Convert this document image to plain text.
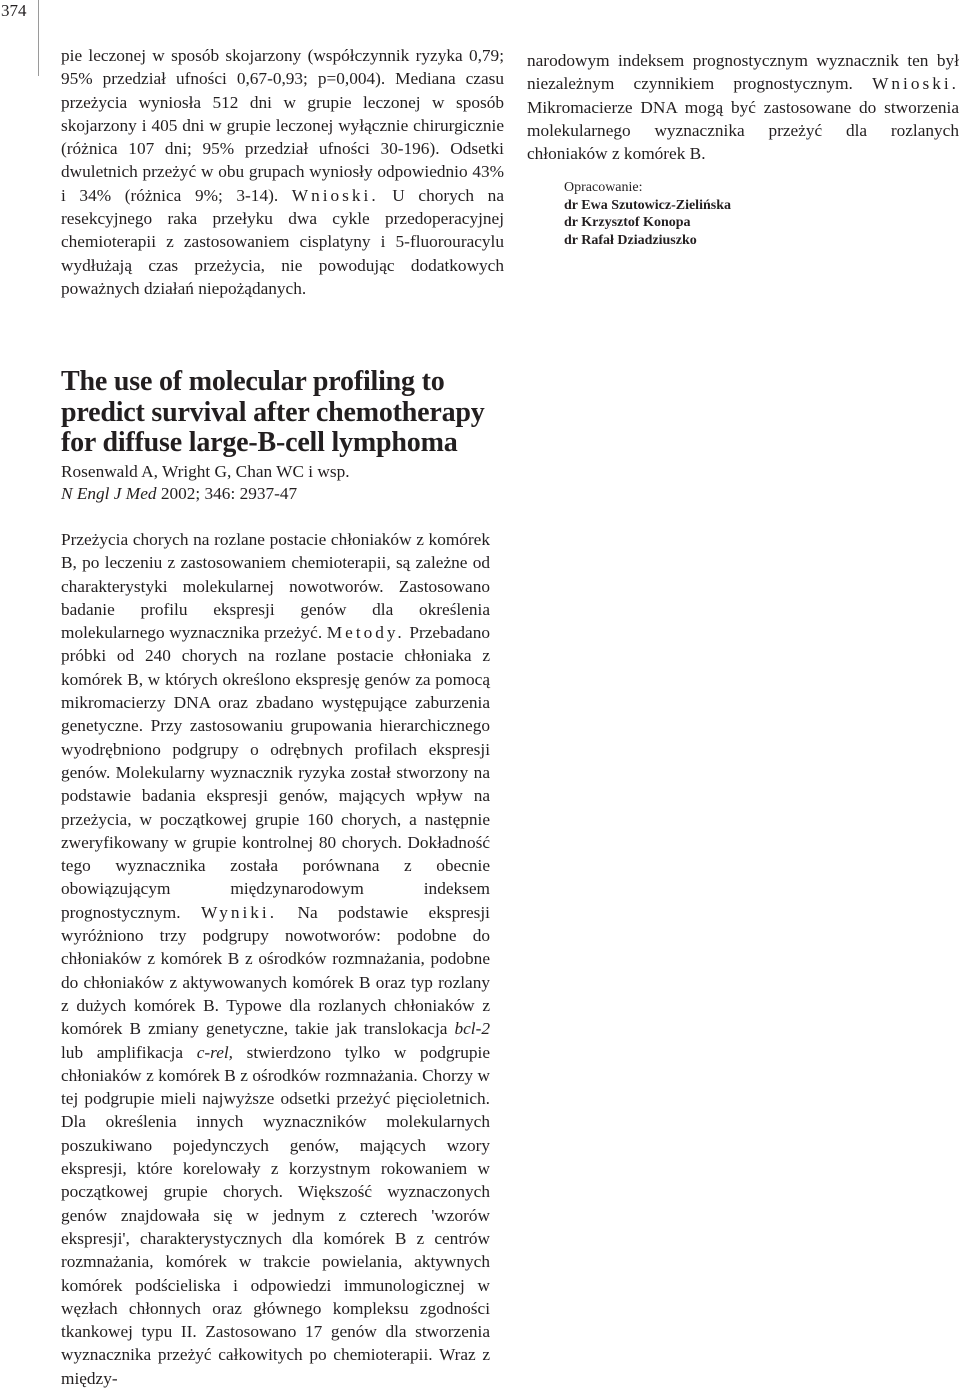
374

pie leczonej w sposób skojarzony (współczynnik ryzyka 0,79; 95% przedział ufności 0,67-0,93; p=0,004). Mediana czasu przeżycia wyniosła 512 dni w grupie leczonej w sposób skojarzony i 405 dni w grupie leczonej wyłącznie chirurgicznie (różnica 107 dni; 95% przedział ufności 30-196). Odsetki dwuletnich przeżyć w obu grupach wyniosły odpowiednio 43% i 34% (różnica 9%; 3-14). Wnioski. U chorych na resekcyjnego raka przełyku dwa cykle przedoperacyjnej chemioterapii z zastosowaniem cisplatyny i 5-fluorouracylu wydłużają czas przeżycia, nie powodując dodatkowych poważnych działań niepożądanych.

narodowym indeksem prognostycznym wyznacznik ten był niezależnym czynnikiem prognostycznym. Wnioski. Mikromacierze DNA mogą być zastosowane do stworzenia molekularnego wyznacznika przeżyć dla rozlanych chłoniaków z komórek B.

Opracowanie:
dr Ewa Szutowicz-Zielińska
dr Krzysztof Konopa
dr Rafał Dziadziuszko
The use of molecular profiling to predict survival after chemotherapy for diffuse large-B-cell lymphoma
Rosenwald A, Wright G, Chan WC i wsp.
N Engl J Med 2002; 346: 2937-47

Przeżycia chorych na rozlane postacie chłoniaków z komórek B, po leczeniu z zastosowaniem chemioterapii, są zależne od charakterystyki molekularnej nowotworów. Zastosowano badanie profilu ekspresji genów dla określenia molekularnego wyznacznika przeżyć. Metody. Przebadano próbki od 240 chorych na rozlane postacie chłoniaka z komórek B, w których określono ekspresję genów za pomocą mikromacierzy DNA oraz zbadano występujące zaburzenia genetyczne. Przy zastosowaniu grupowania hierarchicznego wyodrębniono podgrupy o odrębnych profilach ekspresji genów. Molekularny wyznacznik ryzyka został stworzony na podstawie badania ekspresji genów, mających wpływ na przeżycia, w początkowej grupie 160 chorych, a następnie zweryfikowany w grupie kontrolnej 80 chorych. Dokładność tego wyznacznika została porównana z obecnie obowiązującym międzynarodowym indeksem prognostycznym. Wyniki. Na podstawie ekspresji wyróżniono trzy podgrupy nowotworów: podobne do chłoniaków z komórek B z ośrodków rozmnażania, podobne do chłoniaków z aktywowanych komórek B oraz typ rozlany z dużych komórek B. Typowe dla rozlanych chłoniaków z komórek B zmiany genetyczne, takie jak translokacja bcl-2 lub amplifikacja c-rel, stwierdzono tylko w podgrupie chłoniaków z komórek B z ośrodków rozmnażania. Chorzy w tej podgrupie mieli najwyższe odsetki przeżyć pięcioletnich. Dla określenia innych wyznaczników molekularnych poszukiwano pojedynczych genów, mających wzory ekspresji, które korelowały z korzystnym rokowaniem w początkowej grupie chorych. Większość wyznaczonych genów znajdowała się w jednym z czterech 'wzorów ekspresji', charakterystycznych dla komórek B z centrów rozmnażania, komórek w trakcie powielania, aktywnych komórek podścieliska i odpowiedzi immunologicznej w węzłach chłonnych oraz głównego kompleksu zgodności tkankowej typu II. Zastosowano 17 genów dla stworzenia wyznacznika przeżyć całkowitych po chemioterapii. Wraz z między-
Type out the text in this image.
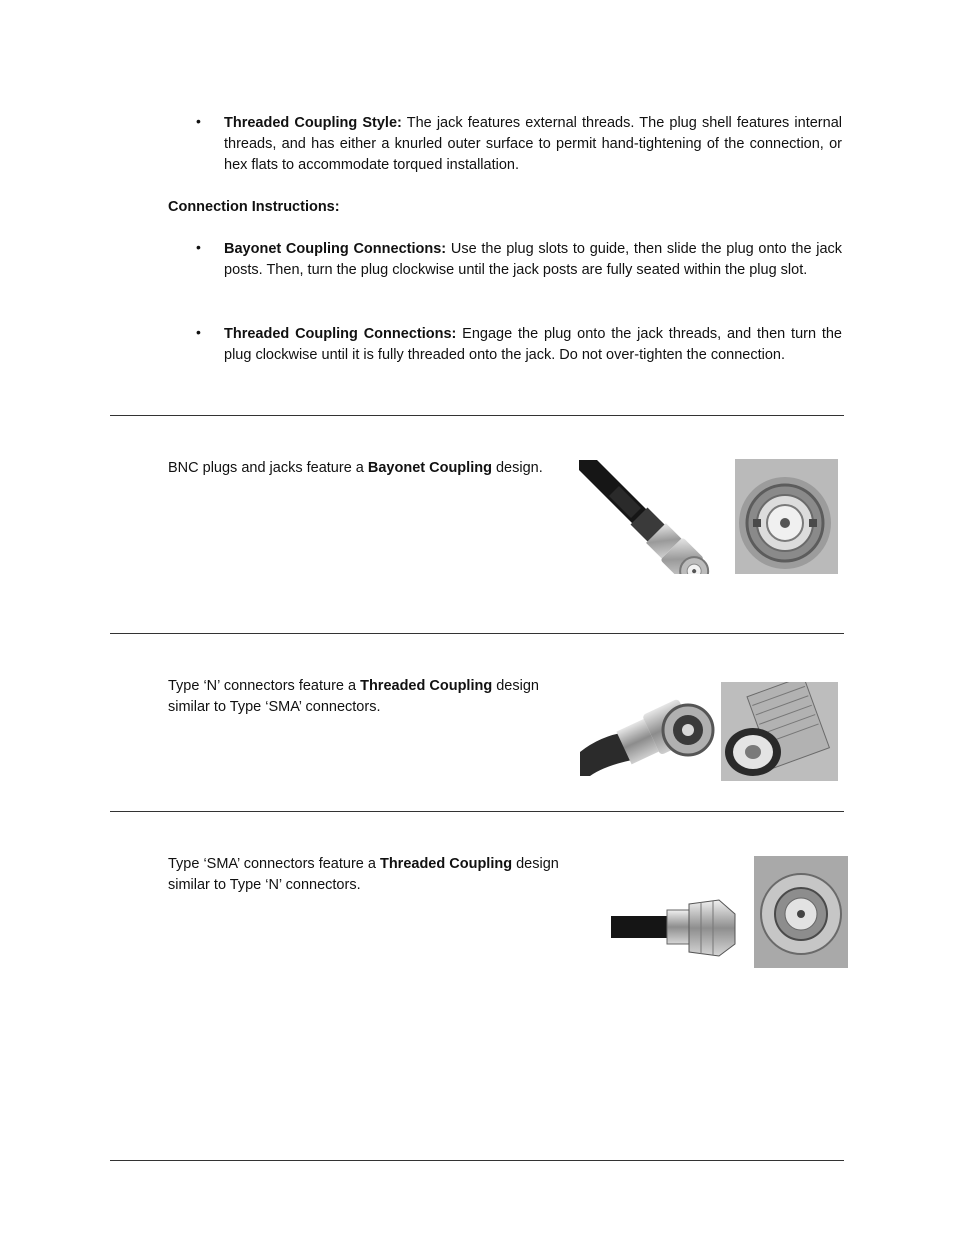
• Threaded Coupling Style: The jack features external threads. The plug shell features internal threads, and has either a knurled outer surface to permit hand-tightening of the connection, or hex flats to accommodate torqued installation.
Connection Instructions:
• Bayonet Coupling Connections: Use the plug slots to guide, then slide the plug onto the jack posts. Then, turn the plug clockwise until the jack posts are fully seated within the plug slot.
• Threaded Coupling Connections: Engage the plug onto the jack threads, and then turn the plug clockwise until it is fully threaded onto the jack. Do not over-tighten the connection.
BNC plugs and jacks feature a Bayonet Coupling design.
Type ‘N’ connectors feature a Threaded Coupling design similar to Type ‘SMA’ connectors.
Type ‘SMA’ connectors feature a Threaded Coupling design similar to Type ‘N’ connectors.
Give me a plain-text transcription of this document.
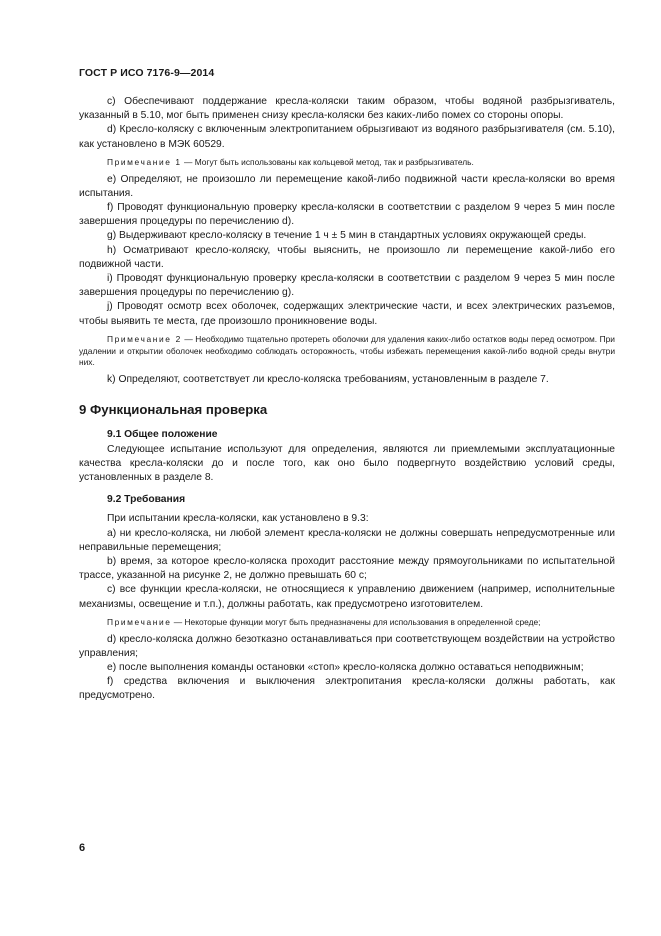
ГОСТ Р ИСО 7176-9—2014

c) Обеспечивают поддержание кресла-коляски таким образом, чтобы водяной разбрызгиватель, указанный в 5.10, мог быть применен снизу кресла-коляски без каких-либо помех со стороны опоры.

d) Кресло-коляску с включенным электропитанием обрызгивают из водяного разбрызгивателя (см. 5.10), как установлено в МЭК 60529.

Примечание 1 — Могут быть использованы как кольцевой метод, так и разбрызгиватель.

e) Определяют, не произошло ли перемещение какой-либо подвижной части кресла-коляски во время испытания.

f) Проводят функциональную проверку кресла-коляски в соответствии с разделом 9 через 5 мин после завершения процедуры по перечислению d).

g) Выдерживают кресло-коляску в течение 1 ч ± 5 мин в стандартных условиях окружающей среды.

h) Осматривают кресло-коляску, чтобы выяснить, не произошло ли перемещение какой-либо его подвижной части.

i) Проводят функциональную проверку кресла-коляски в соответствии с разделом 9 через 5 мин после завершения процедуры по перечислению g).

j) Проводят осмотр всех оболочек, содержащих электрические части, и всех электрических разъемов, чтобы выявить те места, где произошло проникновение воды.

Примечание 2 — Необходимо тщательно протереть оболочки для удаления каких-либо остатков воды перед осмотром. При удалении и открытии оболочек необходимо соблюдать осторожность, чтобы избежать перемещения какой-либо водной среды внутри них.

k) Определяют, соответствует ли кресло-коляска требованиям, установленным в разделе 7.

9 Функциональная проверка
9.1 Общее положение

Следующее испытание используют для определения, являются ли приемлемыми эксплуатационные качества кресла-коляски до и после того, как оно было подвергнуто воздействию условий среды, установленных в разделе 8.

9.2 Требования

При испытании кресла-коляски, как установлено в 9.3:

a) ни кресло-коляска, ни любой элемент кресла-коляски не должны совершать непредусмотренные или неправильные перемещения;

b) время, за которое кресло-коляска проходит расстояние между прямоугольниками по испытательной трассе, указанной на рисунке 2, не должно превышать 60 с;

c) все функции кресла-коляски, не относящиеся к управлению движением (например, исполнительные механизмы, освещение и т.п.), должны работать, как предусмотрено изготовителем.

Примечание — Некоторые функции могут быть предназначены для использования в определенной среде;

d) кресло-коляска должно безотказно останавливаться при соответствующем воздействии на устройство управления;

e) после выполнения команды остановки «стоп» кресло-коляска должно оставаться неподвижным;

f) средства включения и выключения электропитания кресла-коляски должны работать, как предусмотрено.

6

## TASK
Every line that holds the string "разделом" should be returned.

## SOLUTION TO THIS TASK
f) Проводят функциональную проверку кресла-коляски в соответствии с разделом 9 через 5 мин после завершения процедуры по перечислению d).
i) Проводят функциональную проверку кресла-коляски в соответствии с разделом 9 через 5 мин после завершения процедуры по перечислению g).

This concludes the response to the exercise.